[Given problem]: Extract all records. Keep each one exact.

[Data entries]:
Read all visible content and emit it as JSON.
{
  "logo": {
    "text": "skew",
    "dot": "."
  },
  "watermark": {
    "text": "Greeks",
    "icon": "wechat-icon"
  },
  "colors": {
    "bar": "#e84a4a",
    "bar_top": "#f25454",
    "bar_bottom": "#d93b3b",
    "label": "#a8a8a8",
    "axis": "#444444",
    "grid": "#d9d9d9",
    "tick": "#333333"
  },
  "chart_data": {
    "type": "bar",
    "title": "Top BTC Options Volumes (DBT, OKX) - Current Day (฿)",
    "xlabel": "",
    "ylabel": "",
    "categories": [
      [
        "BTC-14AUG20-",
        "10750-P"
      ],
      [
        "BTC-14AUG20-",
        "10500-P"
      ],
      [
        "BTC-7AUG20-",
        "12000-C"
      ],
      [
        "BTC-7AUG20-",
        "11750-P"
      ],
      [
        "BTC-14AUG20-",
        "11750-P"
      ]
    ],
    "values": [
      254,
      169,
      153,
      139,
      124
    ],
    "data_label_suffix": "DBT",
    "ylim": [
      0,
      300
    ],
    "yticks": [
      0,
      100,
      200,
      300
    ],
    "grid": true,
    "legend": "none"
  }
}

[The solution]:
Read all visible content and emit it as JSON.
{
  "logo": {
    "text": "skew",
    "dot": "."
  },
  "watermark": {
    "text": "Greeks",
    "icon": "wechat-icon"
  },
  "colors": {
    "bar": "#e84a4a",
    "bar_top": "#f25454",
    "bar_bottom": "#d93b3b",
    "label": "#a8a8a8",
    "axis": "#444444",
    "grid": "#d9d9d9",
    "tick": "#333333"
  },
  "chart_data": {
    "type": "bar",
    "title": "Top BTC Options Volumes (DBT, OKX) - Current Day (฿)",
    "xlabel": "",
    "ylabel": "",
    "categories": [
      [
        "BTC-14AUG20-",
        "10750-P"
      ],
      [
        "BTC-14AUG20-",
        "10500-P"
      ],
      [
        "BTC-7AUG20-",
        "12000-C"
      ],
      [
        "BTC-7AUG20-",
        "11750-P"
      ],
      [
        "BTC-14AUG20-",
        "11750-P"
      ]
    ],
    "values": [
      254,
      169,
      153,
      139,
      124
    ],
    "data_label_suffix": "DBT",
    "ylim": [
      0,
      300
    ],
    "yticks": [
      0,
      100,
      200,
      300
    ],
    "grid": true,
    "legend": "none"
  }
}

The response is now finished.